What is required:
Write the records out again exactly, leaving no images in.

Input:

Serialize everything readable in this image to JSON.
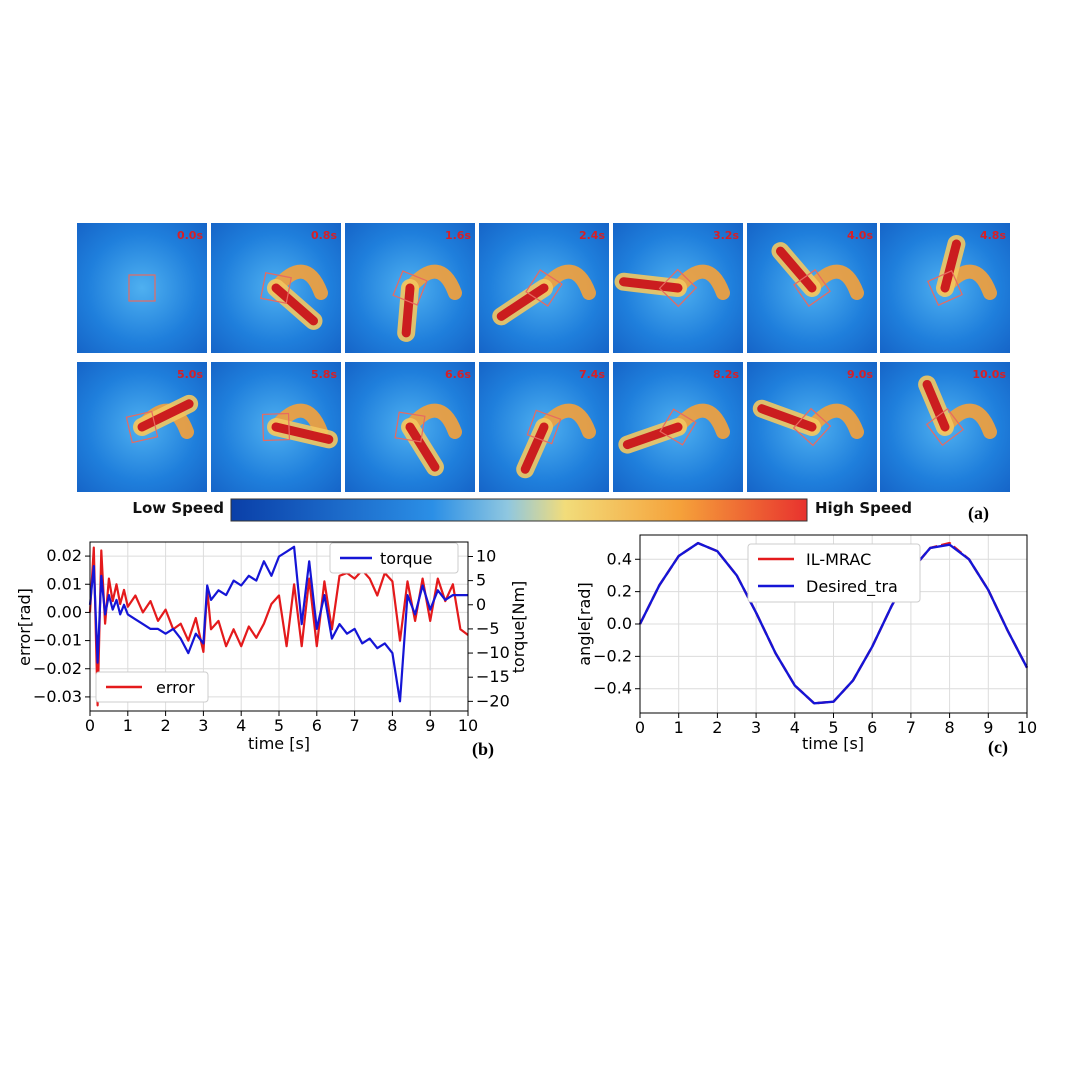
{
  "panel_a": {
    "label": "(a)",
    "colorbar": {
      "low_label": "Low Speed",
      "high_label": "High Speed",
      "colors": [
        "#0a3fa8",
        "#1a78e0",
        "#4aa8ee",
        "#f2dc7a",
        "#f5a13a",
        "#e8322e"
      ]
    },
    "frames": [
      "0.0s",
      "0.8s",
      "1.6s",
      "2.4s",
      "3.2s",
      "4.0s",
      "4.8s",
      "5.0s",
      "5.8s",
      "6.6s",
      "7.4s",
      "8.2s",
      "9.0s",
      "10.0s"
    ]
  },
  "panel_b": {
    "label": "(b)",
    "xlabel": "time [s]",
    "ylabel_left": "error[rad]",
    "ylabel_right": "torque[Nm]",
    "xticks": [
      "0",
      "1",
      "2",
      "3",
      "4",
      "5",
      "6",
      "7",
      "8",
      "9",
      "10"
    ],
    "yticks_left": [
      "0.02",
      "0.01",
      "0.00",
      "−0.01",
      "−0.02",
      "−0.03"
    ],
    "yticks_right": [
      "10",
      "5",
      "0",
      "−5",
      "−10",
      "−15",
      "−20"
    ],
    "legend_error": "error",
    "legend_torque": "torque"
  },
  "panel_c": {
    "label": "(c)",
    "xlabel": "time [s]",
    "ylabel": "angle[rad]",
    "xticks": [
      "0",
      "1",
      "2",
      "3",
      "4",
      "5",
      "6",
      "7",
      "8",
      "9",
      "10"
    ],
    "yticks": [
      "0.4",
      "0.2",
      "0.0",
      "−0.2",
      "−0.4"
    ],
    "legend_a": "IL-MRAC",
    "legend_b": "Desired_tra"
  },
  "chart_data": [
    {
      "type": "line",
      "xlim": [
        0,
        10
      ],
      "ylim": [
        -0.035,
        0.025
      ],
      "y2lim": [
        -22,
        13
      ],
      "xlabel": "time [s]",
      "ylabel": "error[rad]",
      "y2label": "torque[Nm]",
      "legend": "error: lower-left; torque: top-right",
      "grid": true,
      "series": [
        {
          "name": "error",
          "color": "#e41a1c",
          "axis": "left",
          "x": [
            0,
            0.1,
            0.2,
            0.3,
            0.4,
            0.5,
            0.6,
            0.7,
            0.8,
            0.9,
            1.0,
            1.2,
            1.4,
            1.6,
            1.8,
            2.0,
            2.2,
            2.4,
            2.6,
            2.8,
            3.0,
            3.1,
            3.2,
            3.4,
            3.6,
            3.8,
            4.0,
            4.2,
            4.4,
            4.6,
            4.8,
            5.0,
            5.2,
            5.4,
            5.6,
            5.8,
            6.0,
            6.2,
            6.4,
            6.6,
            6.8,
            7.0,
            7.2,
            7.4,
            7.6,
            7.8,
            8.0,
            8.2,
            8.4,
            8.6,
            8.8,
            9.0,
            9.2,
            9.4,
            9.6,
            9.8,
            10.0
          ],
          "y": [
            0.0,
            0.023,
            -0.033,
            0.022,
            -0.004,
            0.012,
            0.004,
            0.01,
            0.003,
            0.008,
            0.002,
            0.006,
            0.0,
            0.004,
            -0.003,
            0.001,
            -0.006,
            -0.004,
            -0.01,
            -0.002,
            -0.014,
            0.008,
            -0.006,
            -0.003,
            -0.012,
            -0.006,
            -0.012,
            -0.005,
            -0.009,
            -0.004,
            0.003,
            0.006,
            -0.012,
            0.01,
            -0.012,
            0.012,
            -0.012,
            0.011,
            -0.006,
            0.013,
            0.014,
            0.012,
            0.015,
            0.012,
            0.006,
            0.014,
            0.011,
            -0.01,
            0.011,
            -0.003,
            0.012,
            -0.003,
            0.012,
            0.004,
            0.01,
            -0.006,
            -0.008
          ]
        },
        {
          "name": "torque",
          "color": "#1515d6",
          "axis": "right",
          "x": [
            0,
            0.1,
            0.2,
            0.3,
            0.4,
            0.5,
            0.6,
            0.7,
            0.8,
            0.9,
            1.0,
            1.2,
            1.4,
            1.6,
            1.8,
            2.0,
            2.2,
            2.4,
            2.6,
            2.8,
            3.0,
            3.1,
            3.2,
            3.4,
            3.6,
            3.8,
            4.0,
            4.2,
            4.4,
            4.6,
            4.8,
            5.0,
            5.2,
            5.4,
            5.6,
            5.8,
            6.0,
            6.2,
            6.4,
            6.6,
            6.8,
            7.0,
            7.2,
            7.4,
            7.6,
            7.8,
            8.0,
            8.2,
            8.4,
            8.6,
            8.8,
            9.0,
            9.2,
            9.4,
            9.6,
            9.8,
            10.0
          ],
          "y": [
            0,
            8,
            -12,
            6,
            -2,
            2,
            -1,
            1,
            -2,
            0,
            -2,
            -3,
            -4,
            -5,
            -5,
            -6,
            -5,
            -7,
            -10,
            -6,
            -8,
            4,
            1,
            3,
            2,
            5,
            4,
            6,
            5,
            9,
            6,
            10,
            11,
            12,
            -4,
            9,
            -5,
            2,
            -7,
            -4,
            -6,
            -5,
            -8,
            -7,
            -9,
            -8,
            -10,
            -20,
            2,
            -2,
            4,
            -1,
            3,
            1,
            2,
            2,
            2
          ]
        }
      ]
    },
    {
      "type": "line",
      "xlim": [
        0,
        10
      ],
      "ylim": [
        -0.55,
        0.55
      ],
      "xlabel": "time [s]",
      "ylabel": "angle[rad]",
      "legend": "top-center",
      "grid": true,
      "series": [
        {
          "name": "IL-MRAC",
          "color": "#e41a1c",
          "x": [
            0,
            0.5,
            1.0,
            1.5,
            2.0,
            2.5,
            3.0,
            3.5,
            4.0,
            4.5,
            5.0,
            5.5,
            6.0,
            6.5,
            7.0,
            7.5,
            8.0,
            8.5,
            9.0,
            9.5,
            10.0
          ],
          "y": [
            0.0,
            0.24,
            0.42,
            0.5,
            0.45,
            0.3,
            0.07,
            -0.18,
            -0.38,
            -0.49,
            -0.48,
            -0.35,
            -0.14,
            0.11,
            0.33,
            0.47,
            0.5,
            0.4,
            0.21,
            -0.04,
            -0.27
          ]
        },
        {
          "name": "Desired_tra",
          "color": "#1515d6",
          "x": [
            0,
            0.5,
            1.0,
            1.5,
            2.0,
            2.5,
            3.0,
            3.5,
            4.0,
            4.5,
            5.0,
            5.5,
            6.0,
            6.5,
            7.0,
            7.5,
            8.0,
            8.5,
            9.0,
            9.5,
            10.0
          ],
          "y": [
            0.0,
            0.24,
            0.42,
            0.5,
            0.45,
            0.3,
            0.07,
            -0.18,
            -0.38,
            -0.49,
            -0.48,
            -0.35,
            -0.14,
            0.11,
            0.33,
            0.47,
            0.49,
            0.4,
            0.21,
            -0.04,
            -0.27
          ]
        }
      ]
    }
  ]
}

Finished task:
Serialize everything readable in this image to JSON.
{
  "panel_a": {
    "label": "(a)",
    "colorbar": {
      "low_label": "Low Speed",
      "high_label": "High Speed",
      "colors": [
        "#0a3fa8",
        "#1a78e0",
        "#4aa8ee",
        "#f2dc7a",
        "#f5a13a",
        "#e8322e"
      ]
    },
    "frames": [
      "0.0s",
      "0.8s",
      "1.6s",
      "2.4s",
      "3.2s",
      "4.0s",
      "4.8s",
      "5.0s",
      "5.8s",
      "6.6s",
      "7.4s",
      "8.2s",
      "9.0s",
      "10.0s"
    ]
  },
  "panel_b": {
    "label": "(b)",
    "xlabel": "time [s]",
    "ylabel_left": "error[rad]",
    "ylabel_right": "torque[Nm]",
    "xticks": [
      "0",
      "1",
      "2",
      "3",
      "4",
      "5",
      "6",
      "7",
      "8",
      "9",
      "10"
    ],
    "yticks_left": [
      "0.02",
      "0.01",
      "0.00",
      "−0.01",
      "−0.02",
      "−0.03"
    ],
    "yticks_right": [
      "10",
      "5",
      "0",
      "−5",
      "−10",
      "−15",
      "−20"
    ],
    "legend_error": "error",
    "legend_torque": "torque"
  },
  "panel_c": {
    "label": "(c)",
    "xlabel": "time [s]",
    "ylabel": "angle[rad]",
    "xticks": [
      "0",
      "1",
      "2",
      "3",
      "4",
      "5",
      "6",
      "7",
      "8",
      "9",
      "10"
    ],
    "yticks": [
      "0.4",
      "0.2",
      "0.0",
      "−0.2",
      "−0.4"
    ],
    "legend_a": "IL-MRAC",
    "legend_b": "Desired_tra"
  },
  "chart_data": [
    {
      "type": "line",
      "xlim": [
        0,
        10
      ],
      "ylim": [
        -0.035,
        0.025
      ],
      "y2lim": [
        -22,
        13
      ],
      "xlabel": "time [s]",
      "ylabel": "error[rad]",
      "y2label": "torque[Nm]",
      "legend": "error: lower-left; torque: top-right",
      "grid": true,
      "series": [
        {
          "name": "error",
          "color": "#e41a1c",
          "axis": "left",
          "x": [
            0,
            0.1,
            0.2,
            0.3,
            0.4,
            0.5,
            0.6,
            0.7,
            0.8,
            0.9,
            1.0,
            1.2,
            1.4,
            1.6,
            1.8,
            2.0,
            2.2,
            2.4,
            2.6,
            2.8,
            3.0,
            3.1,
            3.2,
            3.4,
            3.6,
            3.8,
            4.0,
            4.2,
            4.4,
            4.6,
            4.8,
            5.0,
            5.2,
            5.4,
            5.6,
            5.8,
            6.0,
            6.2,
            6.4,
            6.6,
            6.8,
            7.0,
            7.2,
            7.4,
            7.6,
            7.8,
            8.0,
            8.2,
            8.4,
            8.6,
            8.8,
            9.0,
            9.2,
            9.4,
            9.6,
            9.8,
            10.0
          ],
          "y": [
            0.0,
            0.023,
            -0.033,
            0.022,
            -0.004,
            0.012,
            0.004,
            0.01,
            0.003,
            0.008,
            0.002,
            0.006,
            0.0,
            0.004,
            -0.003,
            0.001,
            -0.006,
            -0.004,
            -0.01,
            -0.002,
            -0.014,
            0.008,
            -0.006,
            -0.003,
            -0.012,
            -0.006,
            -0.012,
            -0.005,
            -0.009,
            -0.004,
            0.003,
            0.006,
            -0.012,
            0.01,
            -0.012,
            0.012,
            -0.012,
            0.011,
            -0.006,
            0.013,
            0.014,
            0.012,
            0.015,
            0.012,
            0.006,
            0.014,
            0.011,
            -0.01,
            0.011,
            -0.003,
            0.012,
            -0.003,
            0.012,
            0.004,
            0.01,
            -0.006,
            -0.008
          ]
        },
        {
          "name": "torque",
          "color": "#1515d6",
          "axis": "right",
          "x": [
            0,
            0.1,
            0.2,
            0.3,
            0.4,
            0.5,
            0.6,
            0.7,
            0.8,
            0.9,
            1.0,
            1.2,
            1.4,
            1.6,
            1.8,
            2.0,
            2.2,
            2.4,
            2.6,
            2.8,
            3.0,
            3.1,
            3.2,
            3.4,
            3.6,
            3.8,
            4.0,
            4.2,
            4.4,
            4.6,
            4.8,
            5.0,
            5.2,
            5.4,
            5.6,
            5.8,
            6.0,
            6.2,
            6.4,
            6.6,
            6.8,
            7.0,
            7.2,
            7.4,
            7.6,
            7.8,
            8.0,
            8.2,
            8.4,
            8.6,
            8.8,
            9.0,
            9.2,
            9.4,
            9.6,
            9.8,
            10.0
          ],
          "y": [
            0,
            8,
            -12,
            6,
            -2,
            2,
            -1,
            1,
            -2,
            0,
            -2,
            -3,
            -4,
            -5,
            -5,
            -6,
            -5,
            -7,
            -10,
            -6,
            -8,
            4,
            1,
            3,
            2,
            5,
            4,
            6,
            5,
            9,
            6,
            10,
            11,
            12,
            -4,
            9,
            -5,
            2,
            -7,
            -4,
            -6,
            -5,
            -8,
            -7,
            -9,
            -8,
            -10,
            -20,
            2,
            -2,
            4,
            -1,
            3,
            1,
            2,
            2,
            2
          ]
        }
      ]
    },
    {
      "type": "line",
      "xlim": [
        0,
        10
      ],
      "ylim": [
        -0.55,
        0.55
      ],
      "xlabel": "time [s]",
      "ylabel": "angle[rad]",
      "legend": "top-center",
      "grid": true,
      "series": [
        {
          "name": "IL-MRAC",
          "color": "#e41a1c",
          "x": [
            0,
            0.5,
            1.0,
            1.5,
            2.0,
            2.5,
            3.0,
            3.5,
            4.0,
            4.5,
            5.0,
            5.5,
            6.0,
            6.5,
            7.0,
            7.5,
            8.0,
            8.5,
            9.0,
            9.5,
            10.0
          ],
          "y": [
            0.0,
            0.24,
            0.42,
            0.5,
            0.45,
            0.3,
            0.07,
            -0.18,
            -0.38,
            -0.49,
            -0.48,
            -0.35,
            -0.14,
            0.11,
            0.33,
            0.47,
            0.5,
            0.4,
            0.21,
            -0.04,
            -0.27
          ]
        },
        {
          "name": "Desired_tra",
          "color": "#1515d6",
          "x": [
            0,
            0.5,
            1.0,
            1.5,
            2.0,
            2.5,
            3.0,
            3.5,
            4.0,
            4.5,
            5.0,
            5.5,
            6.0,
            6.5,
            7.0,
            7.5,
            8.0,
            8.5,
            9.0,
            9.5,
            10.0
          ],
          "y": [
            0.0,
            0.24,
            0.42,
            0.5,
            0.45,
            0.3,
            0.07,
            -0.18,
            -0.38,
            -0.49,
            -0.48,
            -0.35,
            -0.14,
            0.11,
            0.33,
            0.47,
            0.49,
            0.4,
            0.21,
            -0.04,
            -0.27
          ]
        }
      ]
    }
  ]
}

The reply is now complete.